Brief |
Copy every line of the material below word for word, leaving out the pictures.

Spatial annotation records
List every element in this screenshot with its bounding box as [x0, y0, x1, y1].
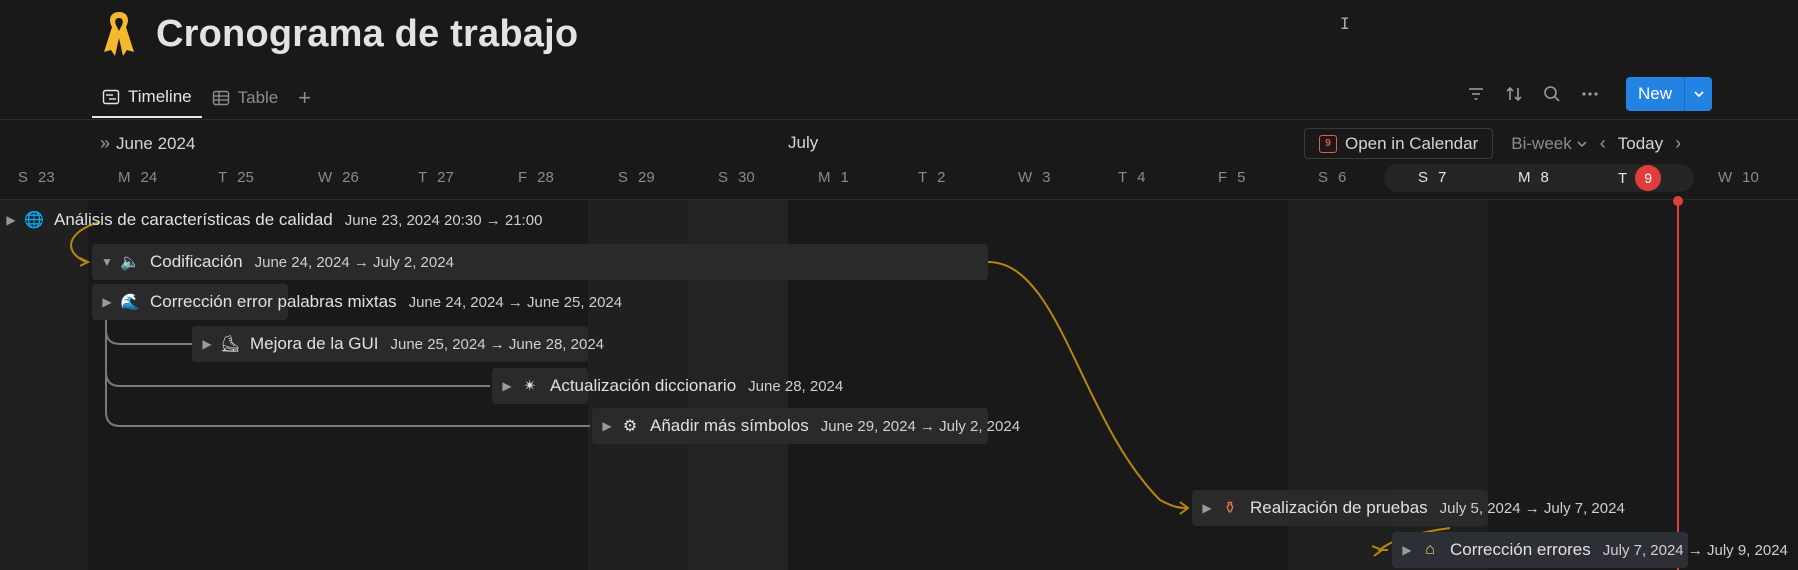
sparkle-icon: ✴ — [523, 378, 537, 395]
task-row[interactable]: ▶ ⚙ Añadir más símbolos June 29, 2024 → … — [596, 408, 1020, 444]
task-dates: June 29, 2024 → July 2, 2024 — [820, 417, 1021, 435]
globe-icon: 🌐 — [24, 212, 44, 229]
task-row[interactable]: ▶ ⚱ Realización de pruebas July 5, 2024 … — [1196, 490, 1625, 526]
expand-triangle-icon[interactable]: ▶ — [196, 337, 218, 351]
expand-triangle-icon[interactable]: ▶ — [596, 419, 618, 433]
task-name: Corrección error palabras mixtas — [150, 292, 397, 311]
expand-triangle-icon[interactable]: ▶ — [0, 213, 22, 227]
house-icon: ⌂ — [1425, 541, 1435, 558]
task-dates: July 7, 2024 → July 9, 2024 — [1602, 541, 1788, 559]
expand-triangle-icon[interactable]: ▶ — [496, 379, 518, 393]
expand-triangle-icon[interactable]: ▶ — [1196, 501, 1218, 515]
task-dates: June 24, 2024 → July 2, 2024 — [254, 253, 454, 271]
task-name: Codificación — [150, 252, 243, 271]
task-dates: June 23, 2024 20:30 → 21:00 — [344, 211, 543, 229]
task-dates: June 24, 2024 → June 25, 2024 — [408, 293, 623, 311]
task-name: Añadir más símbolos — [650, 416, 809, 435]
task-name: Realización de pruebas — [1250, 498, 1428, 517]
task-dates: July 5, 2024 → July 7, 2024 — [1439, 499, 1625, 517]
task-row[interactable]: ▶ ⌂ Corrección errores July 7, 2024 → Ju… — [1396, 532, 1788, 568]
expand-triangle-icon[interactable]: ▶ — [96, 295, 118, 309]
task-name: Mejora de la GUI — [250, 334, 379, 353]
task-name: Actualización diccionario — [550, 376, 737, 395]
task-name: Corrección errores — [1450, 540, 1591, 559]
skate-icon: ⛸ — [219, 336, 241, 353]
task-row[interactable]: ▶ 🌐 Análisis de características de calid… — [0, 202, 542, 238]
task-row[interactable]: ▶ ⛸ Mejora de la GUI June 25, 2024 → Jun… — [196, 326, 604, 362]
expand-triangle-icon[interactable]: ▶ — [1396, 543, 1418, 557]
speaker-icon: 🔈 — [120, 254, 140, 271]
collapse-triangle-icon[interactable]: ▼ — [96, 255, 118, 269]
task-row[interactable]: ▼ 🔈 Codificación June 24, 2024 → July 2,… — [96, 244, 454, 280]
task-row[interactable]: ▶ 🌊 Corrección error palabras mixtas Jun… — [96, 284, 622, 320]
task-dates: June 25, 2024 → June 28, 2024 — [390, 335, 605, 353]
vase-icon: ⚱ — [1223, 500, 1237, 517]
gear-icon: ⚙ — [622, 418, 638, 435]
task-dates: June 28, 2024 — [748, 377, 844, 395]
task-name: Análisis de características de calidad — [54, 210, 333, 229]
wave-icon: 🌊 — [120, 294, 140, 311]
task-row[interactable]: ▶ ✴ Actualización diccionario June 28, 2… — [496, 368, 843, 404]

Exercise answer |
List every element in this screenshot with its bounding box as [x0, y0, x1, y1].
sparkle-icon: ✴ — [523, 378, 537, 395]
task-row[interactable]: ▶ ⚙ Añadir más símbolos June 29, 2024 → … — [596, 408, 1020, 444]
task-dates: June 29, 2024 → July 2, 2024 — [820, 417, 1021, 435]
globe-icon: 🌐 — [24, 212, 44, 229]
task-row[interactable]: ▶ ⚱ Realización de pruebas July 5, 2024 … — [1196, 490, 1625, 526]
expand-triangle-icon[interactable]: ▶ — [196, 337, 218, 351]
expand-triangle-icon[interactable]: ▶ — [596, 419, 618, 433]
task-name: Corrección error palabras mixtas — [150, 292, 397, 311]
expand-triangle-icon[interactable]: ▶ — [0, 213, 22, 227]
house-icon: ⌂ — [1425, 541, 1435, 558]
task-dates: July 7, 2024 → July 9, 2024 — [1602, 541, 1788, 559]
expand-triangle-icon[interactable]: ▶ — [496, 379, 518, 393]
expand-triangle-icon[interactable]: ▶ — [1196, 501, 1218, 515]
task-dates: June 24, 2024 → July 2, 2024 — [254, 253, 454, 271]
task-name: Codificación — [150, 252, 243, 271]
task-dates: June 23, 2024 20:30 → 21:00 — [344, 211, 543, 229]
task-dates: June 24, 2024 → June 25, 2024 — [408, 293, 623, 311]
task-name: Añadir más símbolos — [650, 416, 809, 435]
task-name: Realización de pruebas — [1250, 498, 1428, 517]
task-dates: July 5, 2024 → July 7, 2024 — [1439, 499, 1625, 517]
task-row[interactable]: ▶ ⌂ Corrección errores July 7, 2024 → Ju… — [1396, 532, 1788, 568]
expand-triangle-icon[interactable]: ▶ — [96, 295, 118, 309]
task-name: Mejora de la GUI — [250, 334, 379, 353]
task-name: Actualización diccionario — [550, 376, 737, 395]
task-name: Corrección errores — [1450, 540, 1591, 559]
skate-icon: ⛸ — [219, 336, 241, 353]
task-row[interactable]: ▶ 🌐 Análisis de características de calid… — [0, 202, 542, 238]
task-row[interactable]: ▶ ⛸ Mejora de la GUI June 25, 2024 → Jun… — [196, 326, 604, 362]
expand-triangle-icon[interactable]: ▶ — [1396, 543, 1418, 557]
speaker-icon: 🔈 — [120, 254, 140, 271]
collapse-triangle-icon[interactable]: ▼ — [96, 255, 118, 269]
task-row[interactable]: ▼ 🔈 Codificación June 24, 2024 → July 2,… — [96, 244, 454, 280]
task-row[interactable]: ▶ 🌊 Corrección error palabras mixtas Jun… — [96, 284, 622, 320]
task-dates: June 25, 2024 → June 28, 2024 — [390, 335, 605, 353]
vase-icon: ⚱ — [1223, 500, 1237, 517]
gear-icon: ⚙ — [622, 418, 638, 435]
task-dates: June 28, 2024 — [748, 377, 844, 395]
task-name: Análisis de características de calidad — [54, 210, 333, 229]
wave-icon: 🌊 — [120, 294, 140, 311]
task-row[interactable]: ▶ ✴ Actualización diccionario June 28, 2… — [496, 368, 843, 404]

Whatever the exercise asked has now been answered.